Quote the data below in full, minus the images.
* START Data *
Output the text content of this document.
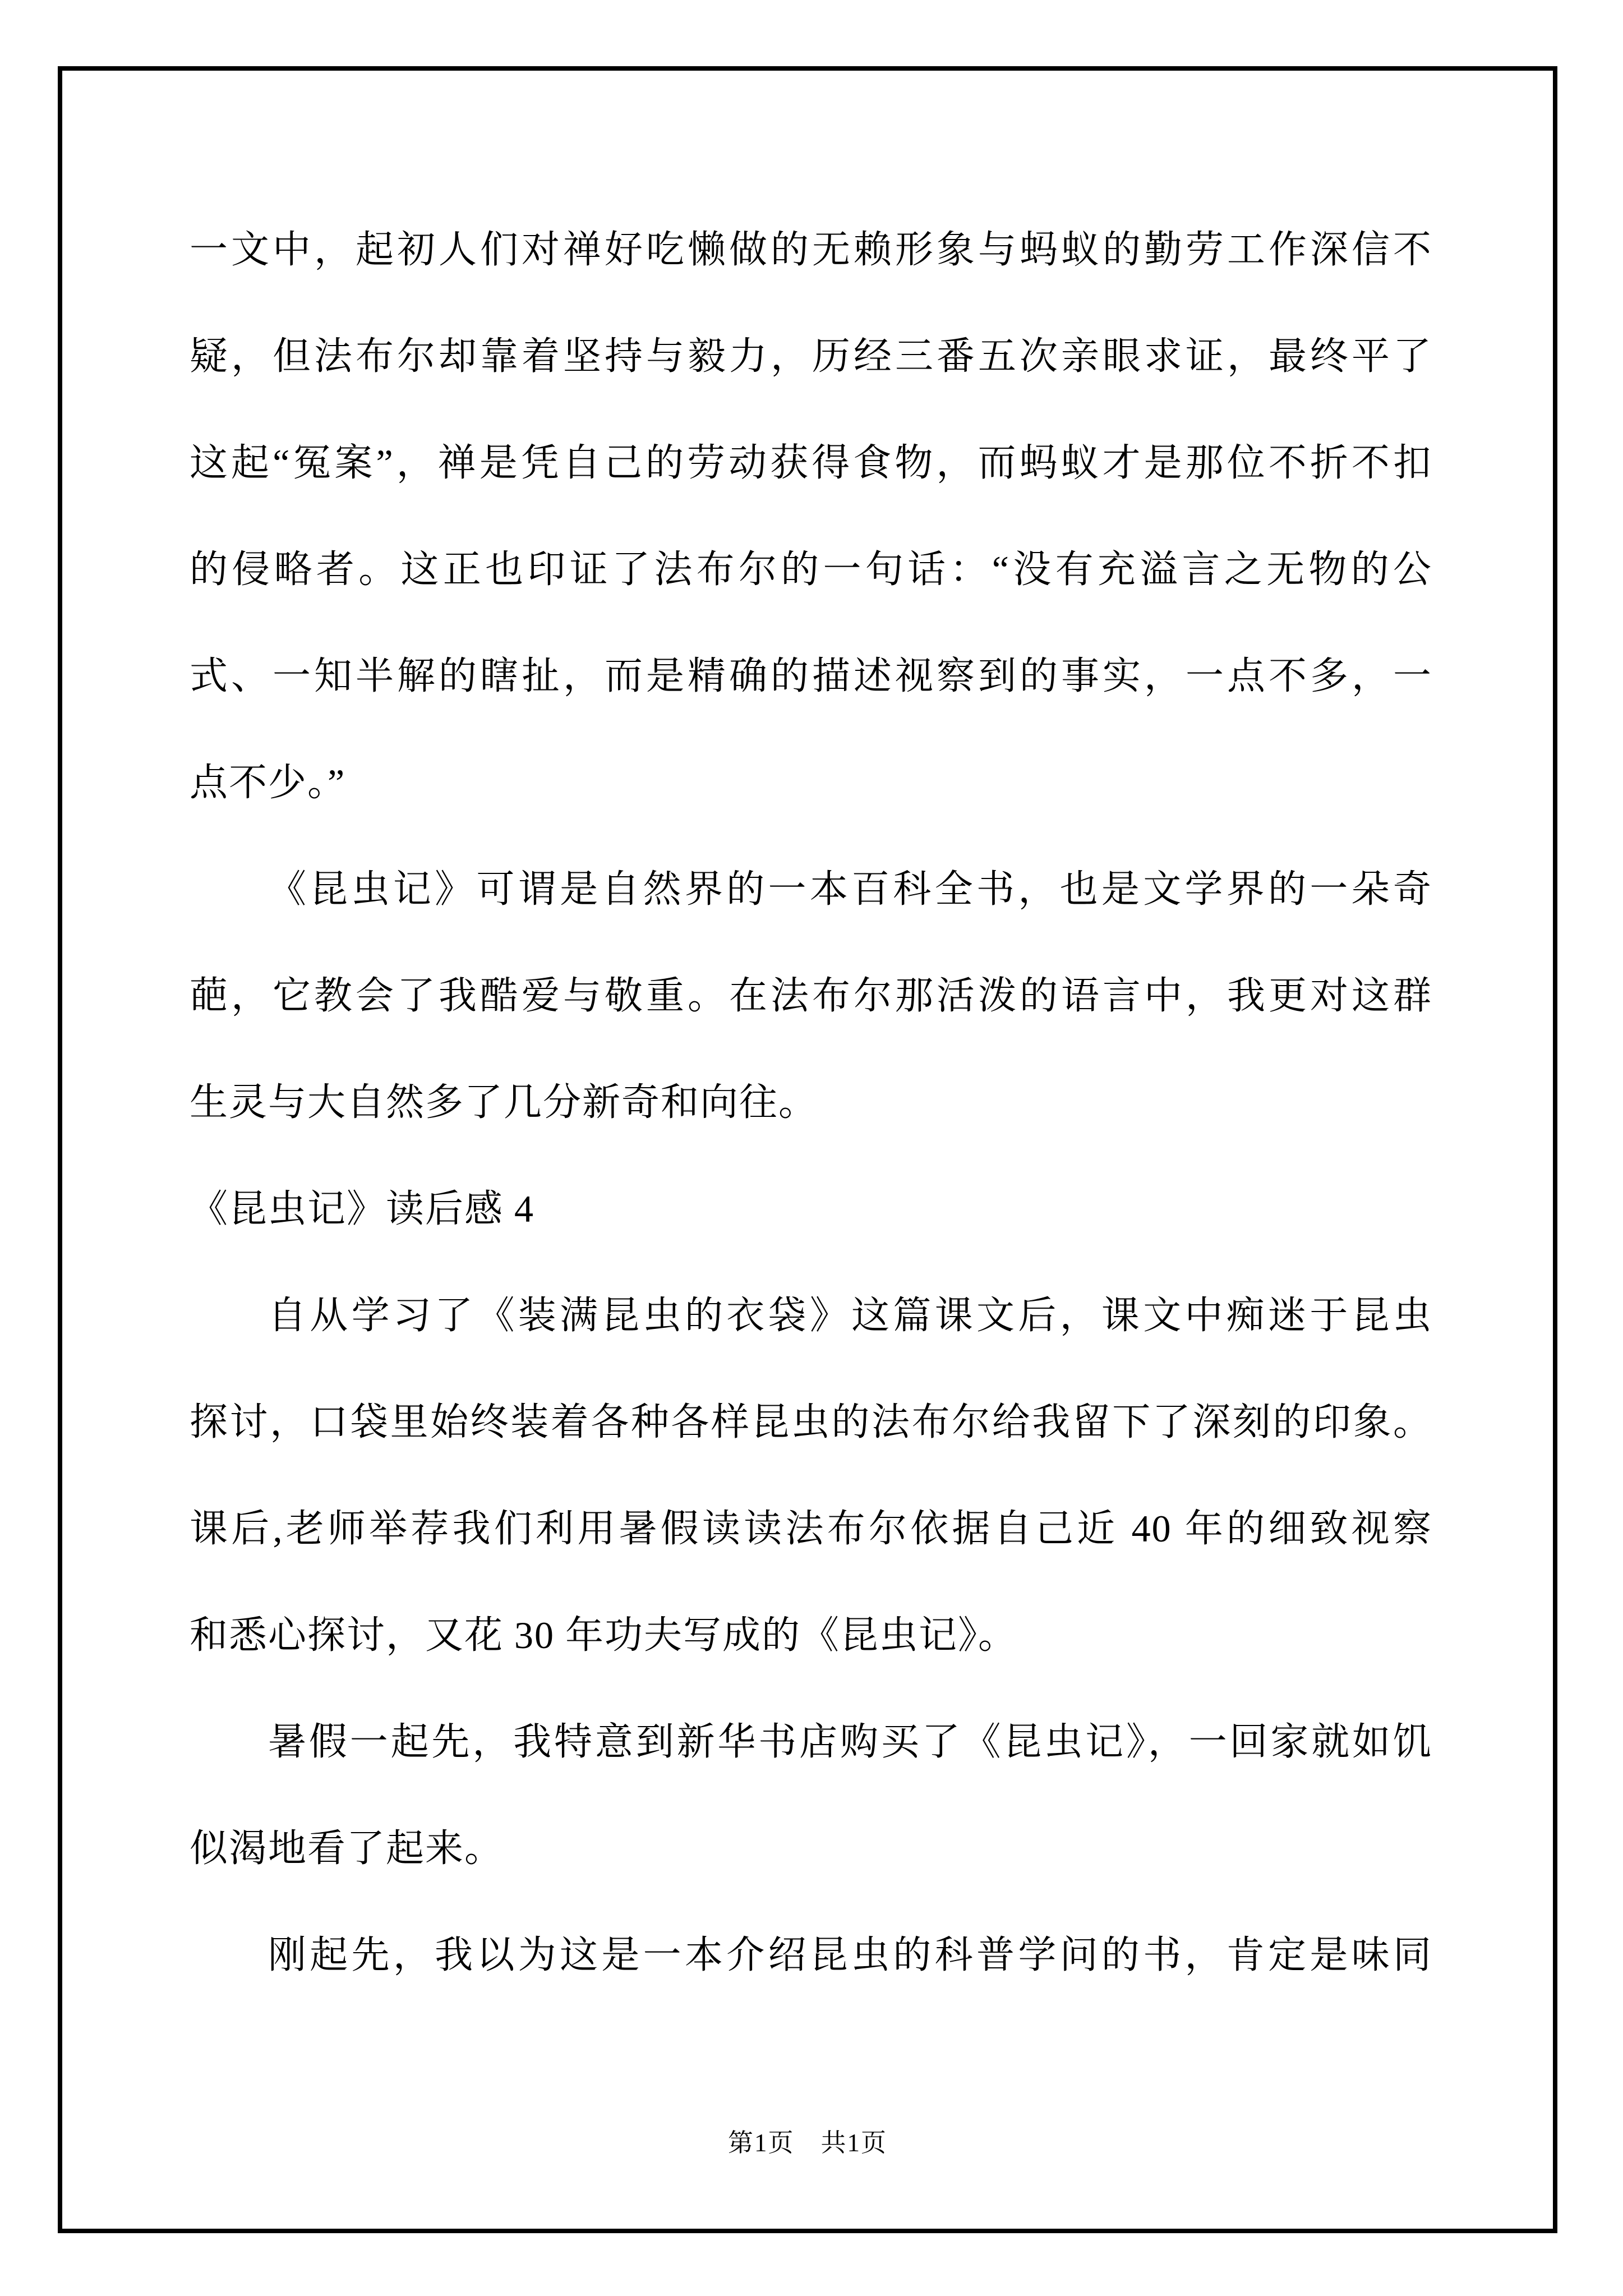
一文中，起初人们对禅好吃懒做的无赖形象与蚂蚁的勤劳工作深信不
疑，但法布尔却靠着坚持与毅力，历经三番五次亲眼求证，最终平了
这起“冤案”，禅是凭自己的劳动获得食物，而蚂蚁才是那位不折不扣
的侵略者。这正也印证了法布尔的一句话：“没有充溢言之无物的公
式、一知半解的瞎扯，而是精确的描述视察到的事实，一点不多，一
点不少。”
《昆虫记》可谓是自然界的一本百科全书，也是文学界的一朵奇
葩，它教会了我酷爱与敬重。在法布尔那活泼的语言中，我更对这群
生灵与大自然多了几分新奇和向往。
《昆虫记》读后感 4
自从学习了《装满昆虫的衣袋》这篇课文后，课文中痴迷于昆虫
探讨，口袋里始终装着各种各样昆虫的法布尔给我留下了深刻的印象。
课后,老师举荐我们利用暑假读读法布尔依据自己近 40 年的细致视察
和悉心探讨，又花 30 年功夫写成的《昆虫记》。
暑假一起先，我特意到新华书店购买了《昆虫记》，一回家就如饥
似渴地看了起来。
刚起先，我以为这是一本介绍昆虫的科普学问的书，肯定是味同
第1页　共1页
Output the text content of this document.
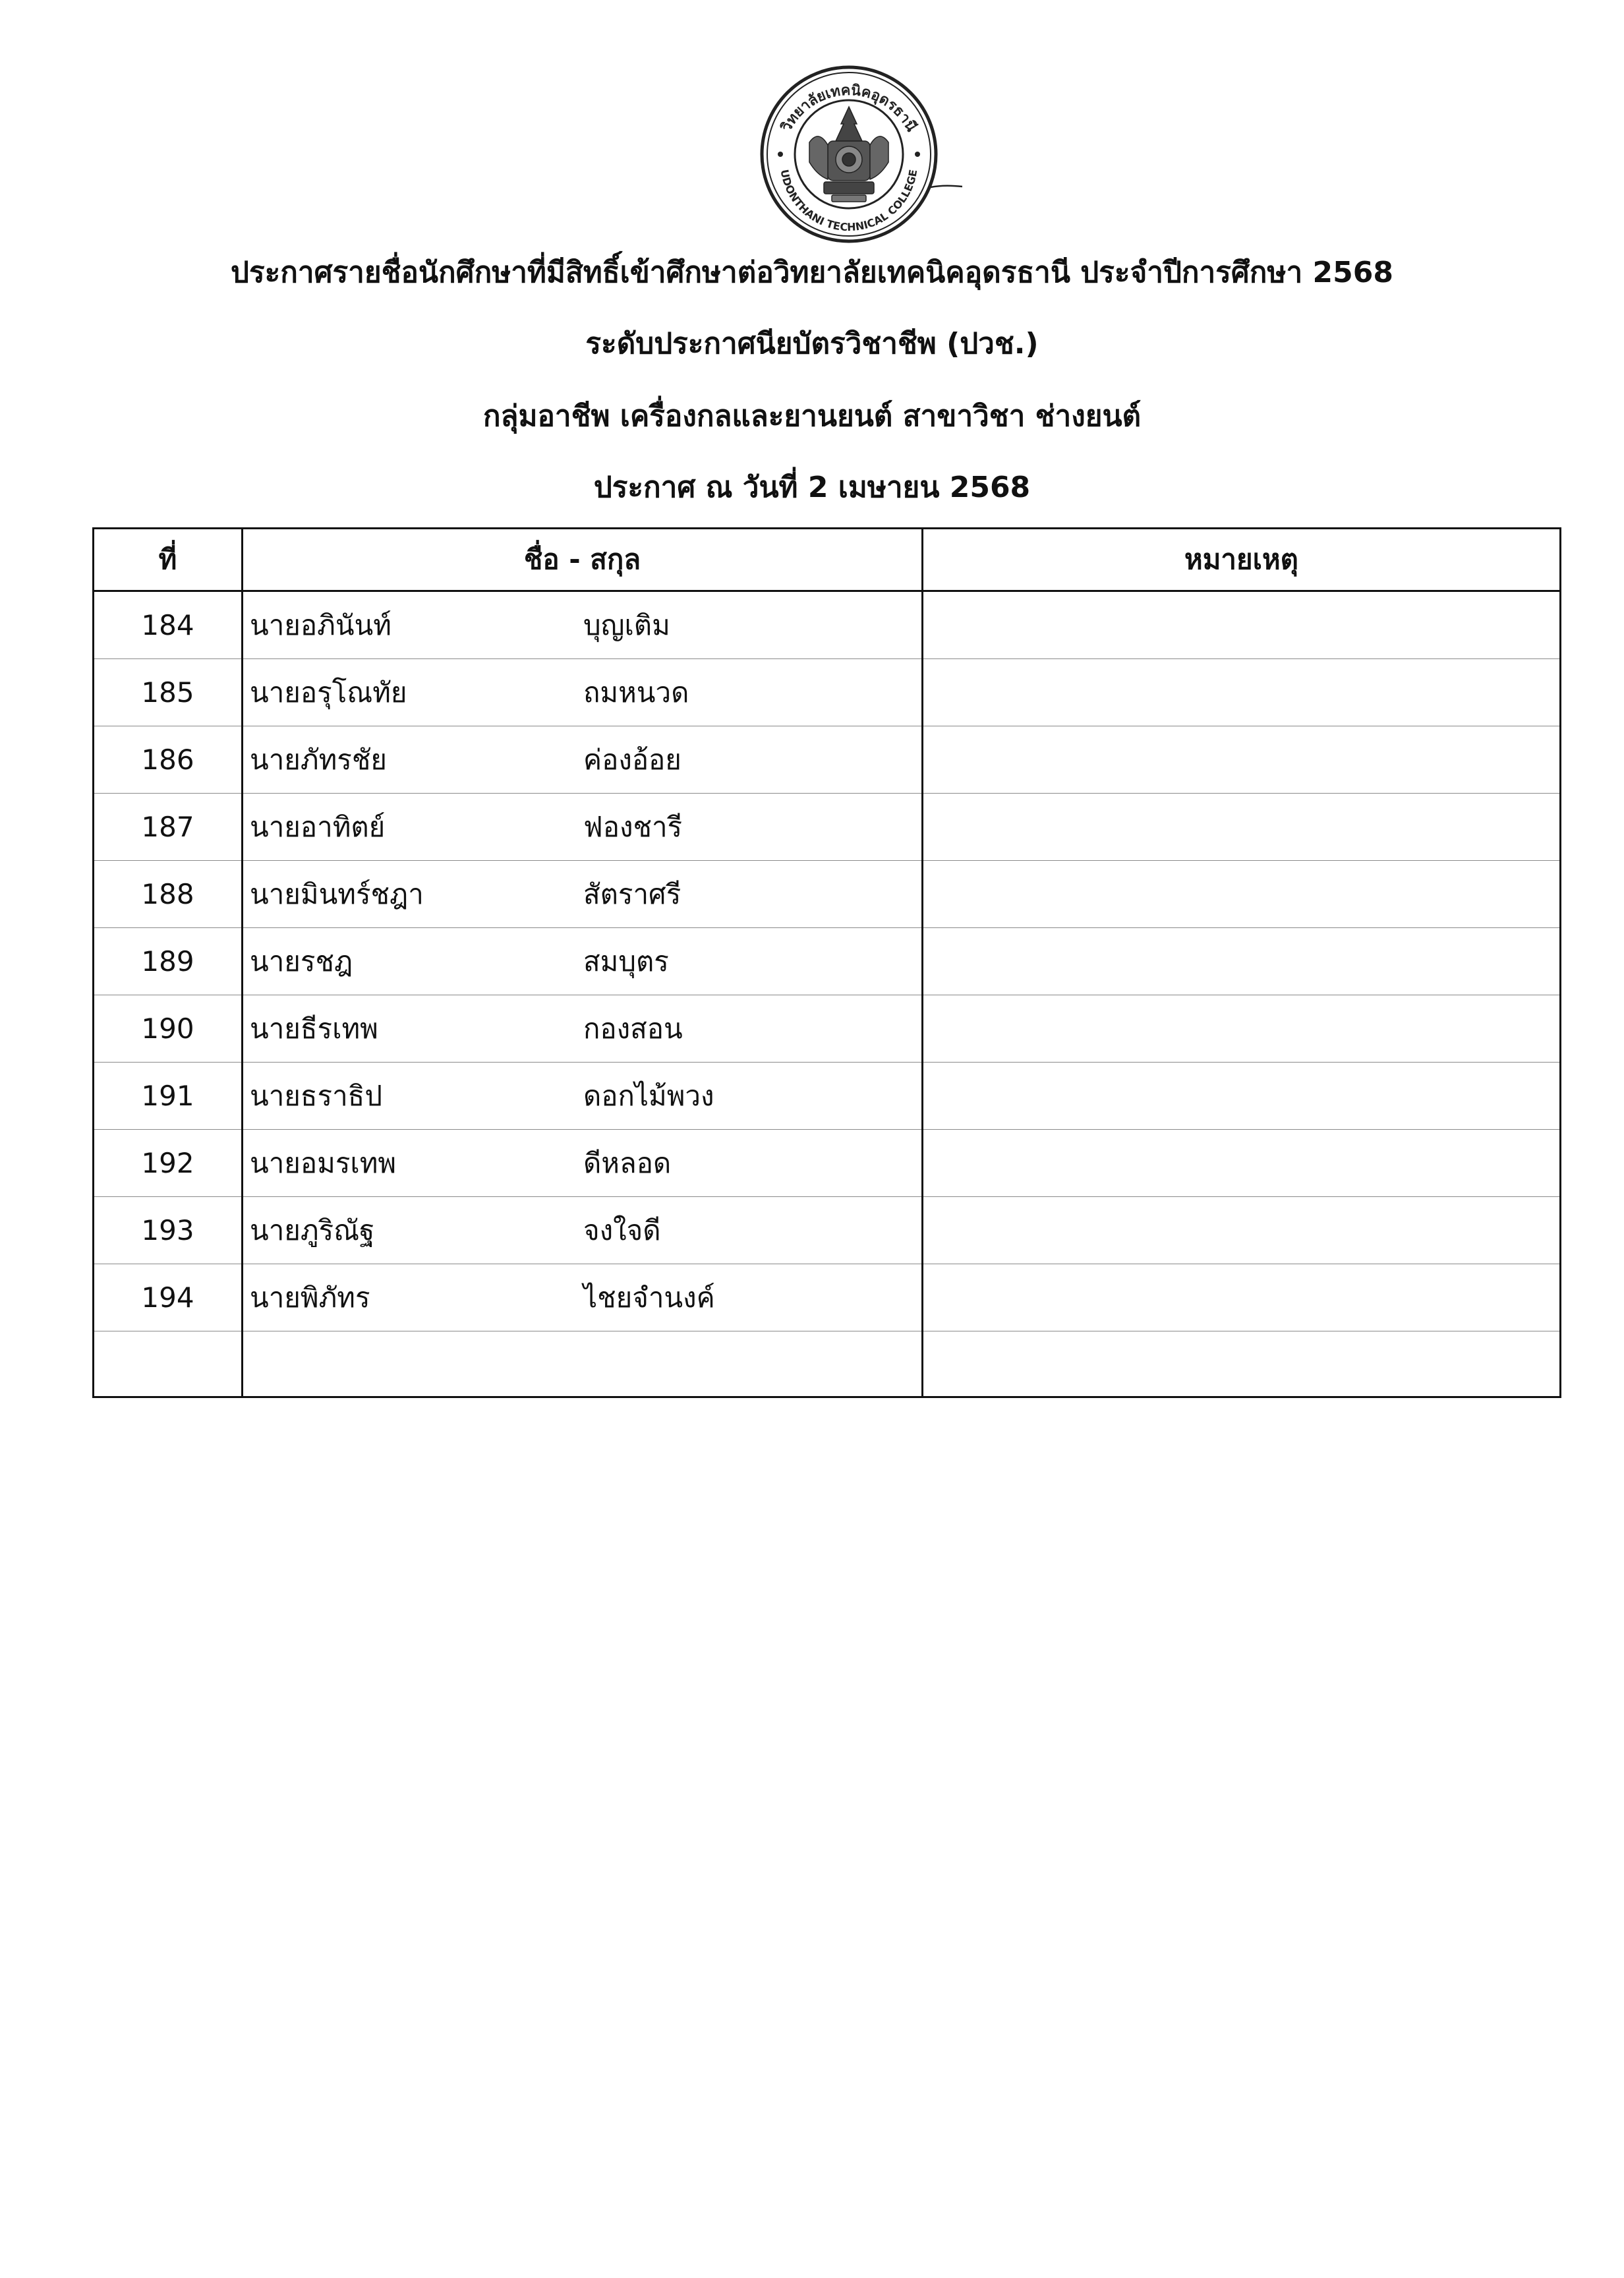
วิทยาลัยเทคนิคอุดรธานี
UDONTHANI TECHNICAL COLLEGE
ประกาศรายชื่อนักศึกษาที่มีสิทธิ์เข้าศึกษาต่อวิทยาลัยเทคนิคอุดรธานี ประจำปีการศึกษา 2568
ระดับประกาศนียบัตรวิชาชีพ (ปวช.)
กลุ่มอาชีพ เครื่องกลและยานยนต์ สาขาวิชา ช่างยนต์
ประกาศ ณ วันที่ 2 เมษายน 2568
ที่	ชื่อ - สกุล	หมายเหตุ
184	นายอภินันท์ บุญเติม	

185	นายอรุโณทัย ถมหนวด	

186	นายภัทรชัย ค่องอ้อย	

187	นายอาทิตย์ ฟองชารี	

188	นายมินทร์ชฎา สัตราศรี	

189	นายรชฎ สมบุตร	

190	นายธีรเทพ กองสอน	

191	นายธราธิป ดอกไม้พวง	

192	นายอมรเทพ ดีหลอด	

193	นายภูริณัฐ จงใจดี	

194	นายพิภัทร ไชยจำนงค์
* END Data *
Result for this task:
Output the text content of this document.
一文中，起初人们对禅好吃懒做的无赖形象与蚂蚁的勤劳工作深信不
疑，但法布尔却靠着坚持与毅力，历经三番五次亲眼求证，最终平了
这起“冤案”，禅是凭自己的劳动获得食物，而蚂蚁才是那位不折不扣
的侵略者。这正也印证了法布尔的一句话：“没有充溢言之无物的公
式、一知半解的瞎扯，而是精确的描述视察到的事实，一点不多，一
点不少。”
《昆虫记》可谓是自然界的一本百科全书，也是文学界的一朵奇
葩，它教会了我酷爱与敬重。在法布尔那活泼的语言中，我更对这群
生灵与大自然多了几分新奇和向往。
《昆虫记》读后感 4
自从学习了《装满昆虫的衣袋》这篇课文后，课文中痴迷于昆虫
探讨，口袋里始终装着各种各样昆虫的法布尔给我留下了深刻的印象。
课后,老师举荐我们利用暑假读读法布尔依据自己近 40 年的细致视察
和悉心探讨，又花 30 年功夫写成的《昆虫记》。
暑假一起先，我特意到新华书店购买了《昆虫记》，一回家就如饥
似渴地看了起来。
刚起先，我以为这是一本介绍昆虫的科普学问的书，肯定是味同
第1页　共1页
Output the text content of this document.
วิทยาลัยเทคนิคอุดรธานี
UDONTHANI TECHNICAL COLLEGE
ประกาศรายชื่อนักศึกษาที่มีสิทธิ์เข้าศึกษาต่อวิทยาลัยเทคนิคอุดรธานี ประจำปีการศึกษา 2568
ระดับประกาศนียบัตรวิชาชีพ (ปวช.)
กลุ่มอาชีพ เครื่องกลและยานยนต์ สาขาวิชา ช่างยนต์
ประกาศ ณ วันที่ 2 เมษายน 2568
ที่	ชื่อ - สกุล	หมายเหตุ
184	นายอภินันท์ บุญเติม	

185	นายอรุโณทัย ถมหนวด	

186	นายภัทรชัย ค่องอ้อย	

187	นายอาทิตย์ ฟองชารี	

188	นายมินทร์ชฎา สัตราศรี	

189	นายรชฎ สมบุตร	

190	นายธีรเทพ กองสอน	

191	นายธราธิป ดอกไม้พวง	

192	นายอมรเทพ ดีหลอด	

193	นายภูริณัฐ จงใจดี	

194	นายพิภัทร ไชยจำนงค์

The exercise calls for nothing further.